◆ **Problem to work on**: Please rewrite everything from the line containing "total-price-line: 总定价：598.00元(共13册) (139, 938, 617, 962)" down to the line containing "edition-printing-line: 2015年6月第1版 2015年6月第1次印刷", replacing "cip-heading" with "cip-title" and leaving everything else unchanged.

Box annotation data:
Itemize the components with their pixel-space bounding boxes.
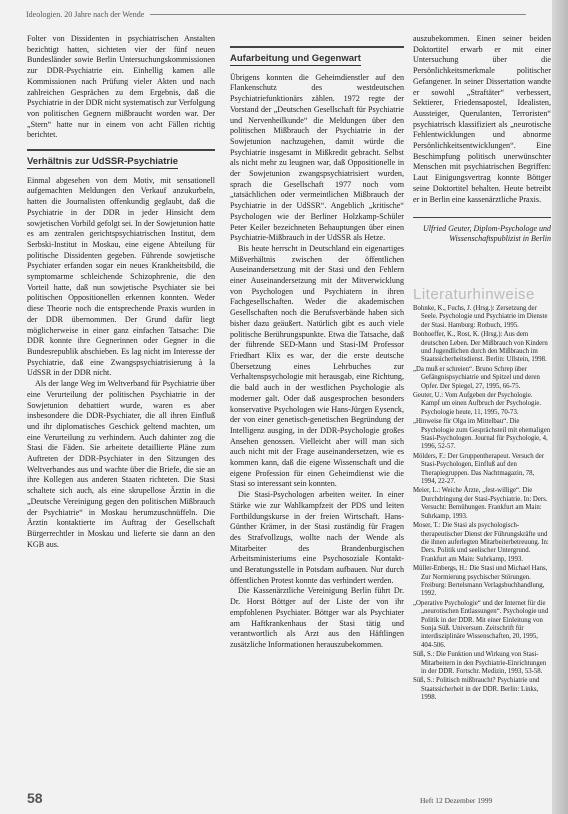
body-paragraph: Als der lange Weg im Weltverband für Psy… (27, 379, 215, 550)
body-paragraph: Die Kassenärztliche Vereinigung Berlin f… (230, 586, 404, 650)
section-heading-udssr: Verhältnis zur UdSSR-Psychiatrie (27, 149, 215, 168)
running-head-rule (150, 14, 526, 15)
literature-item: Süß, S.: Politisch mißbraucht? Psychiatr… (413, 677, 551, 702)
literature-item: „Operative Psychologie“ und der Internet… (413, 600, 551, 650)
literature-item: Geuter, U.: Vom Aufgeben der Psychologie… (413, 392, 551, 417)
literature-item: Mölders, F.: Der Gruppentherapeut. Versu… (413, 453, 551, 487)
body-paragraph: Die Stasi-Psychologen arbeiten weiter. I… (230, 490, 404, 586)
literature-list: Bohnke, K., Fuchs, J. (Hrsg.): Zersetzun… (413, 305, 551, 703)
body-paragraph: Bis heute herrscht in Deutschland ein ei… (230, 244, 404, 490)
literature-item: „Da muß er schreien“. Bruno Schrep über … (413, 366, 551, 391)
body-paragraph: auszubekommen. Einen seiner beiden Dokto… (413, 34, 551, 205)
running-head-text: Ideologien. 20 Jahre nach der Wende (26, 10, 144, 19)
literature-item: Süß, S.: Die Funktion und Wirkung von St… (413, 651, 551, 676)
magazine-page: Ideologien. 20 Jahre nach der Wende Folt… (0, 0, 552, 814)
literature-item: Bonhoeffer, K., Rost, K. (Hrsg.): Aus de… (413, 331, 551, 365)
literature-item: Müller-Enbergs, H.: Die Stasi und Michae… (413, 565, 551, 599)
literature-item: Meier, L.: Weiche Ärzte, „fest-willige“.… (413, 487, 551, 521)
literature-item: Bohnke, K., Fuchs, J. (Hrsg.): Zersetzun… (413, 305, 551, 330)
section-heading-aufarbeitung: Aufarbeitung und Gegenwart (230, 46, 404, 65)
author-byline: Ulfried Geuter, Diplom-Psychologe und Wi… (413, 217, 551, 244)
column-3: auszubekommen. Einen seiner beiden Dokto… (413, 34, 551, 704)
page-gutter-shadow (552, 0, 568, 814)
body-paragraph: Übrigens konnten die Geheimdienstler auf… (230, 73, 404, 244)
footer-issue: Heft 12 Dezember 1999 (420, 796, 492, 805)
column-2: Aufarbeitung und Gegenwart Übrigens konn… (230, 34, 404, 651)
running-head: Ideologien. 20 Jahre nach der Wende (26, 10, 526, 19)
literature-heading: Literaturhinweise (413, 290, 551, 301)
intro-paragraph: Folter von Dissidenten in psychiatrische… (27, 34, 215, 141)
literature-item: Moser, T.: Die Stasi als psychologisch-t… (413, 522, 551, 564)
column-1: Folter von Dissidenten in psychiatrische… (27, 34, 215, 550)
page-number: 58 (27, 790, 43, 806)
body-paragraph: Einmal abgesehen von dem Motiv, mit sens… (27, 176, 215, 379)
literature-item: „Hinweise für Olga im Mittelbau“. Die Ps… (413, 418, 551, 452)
* * *
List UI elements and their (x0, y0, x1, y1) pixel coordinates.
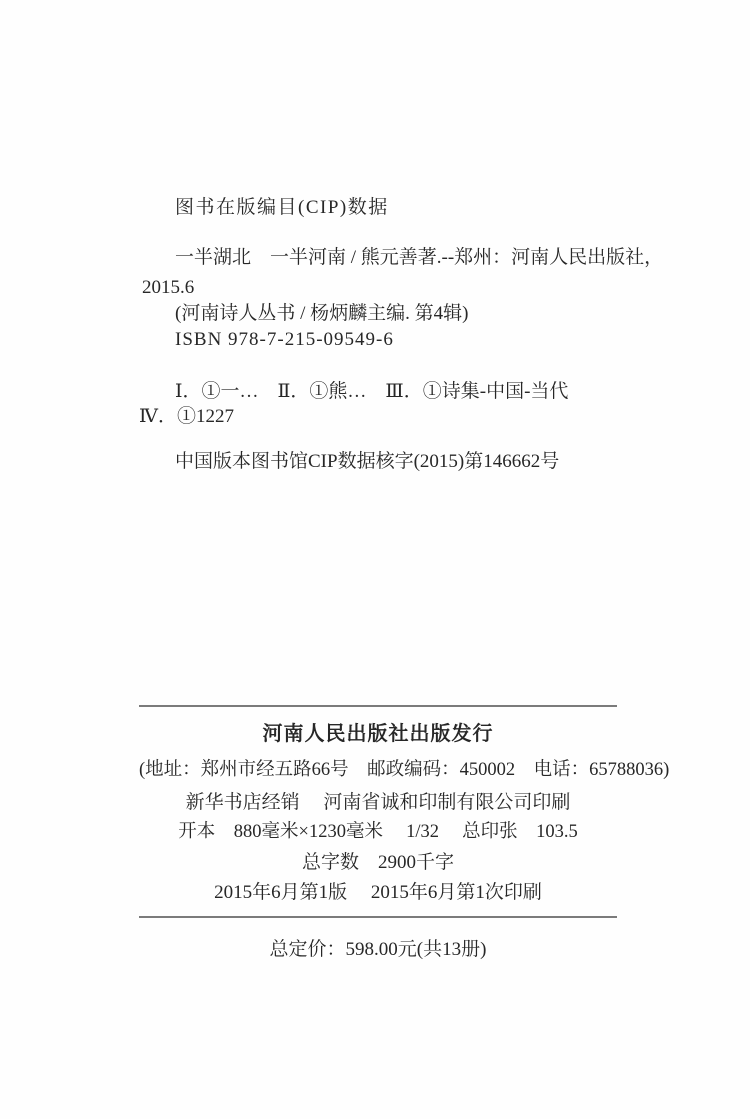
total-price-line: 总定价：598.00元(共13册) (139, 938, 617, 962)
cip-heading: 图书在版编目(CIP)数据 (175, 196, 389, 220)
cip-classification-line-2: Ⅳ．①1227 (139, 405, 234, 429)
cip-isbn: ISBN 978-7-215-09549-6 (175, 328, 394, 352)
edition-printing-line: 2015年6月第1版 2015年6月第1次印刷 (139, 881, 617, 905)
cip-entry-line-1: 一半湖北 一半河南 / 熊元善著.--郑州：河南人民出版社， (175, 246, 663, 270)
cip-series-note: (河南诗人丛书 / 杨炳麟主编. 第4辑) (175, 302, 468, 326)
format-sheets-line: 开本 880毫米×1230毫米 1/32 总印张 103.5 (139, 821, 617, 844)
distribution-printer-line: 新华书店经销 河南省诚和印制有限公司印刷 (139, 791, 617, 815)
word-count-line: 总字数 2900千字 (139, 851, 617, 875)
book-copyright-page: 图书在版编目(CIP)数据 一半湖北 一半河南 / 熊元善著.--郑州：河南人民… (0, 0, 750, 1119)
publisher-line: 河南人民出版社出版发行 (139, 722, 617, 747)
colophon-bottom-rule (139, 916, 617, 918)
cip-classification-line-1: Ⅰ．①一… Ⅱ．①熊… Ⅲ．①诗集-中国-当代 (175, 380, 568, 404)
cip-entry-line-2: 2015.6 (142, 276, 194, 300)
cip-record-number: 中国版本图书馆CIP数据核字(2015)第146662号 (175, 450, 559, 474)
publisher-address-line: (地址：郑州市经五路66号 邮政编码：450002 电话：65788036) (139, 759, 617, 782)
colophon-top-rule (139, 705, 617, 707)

◆ **Expected output**:
total-price-line: 总定价：598.00元(共13册) (139, 938, 617, 962)
cip-title: 图书在版编目(CIP)数据 (175, 196, 389, 220)
cip-classification-line-2: Ⅳ．①1227 (139, 405, 234, 429)
cip-isbn: ISBN 978-7-215-09549-6 (175, 328, 394, 352)
edition-printing-line: 2015年6月第1版 2015年6月第1次印刷 (139, 881, 617, 905)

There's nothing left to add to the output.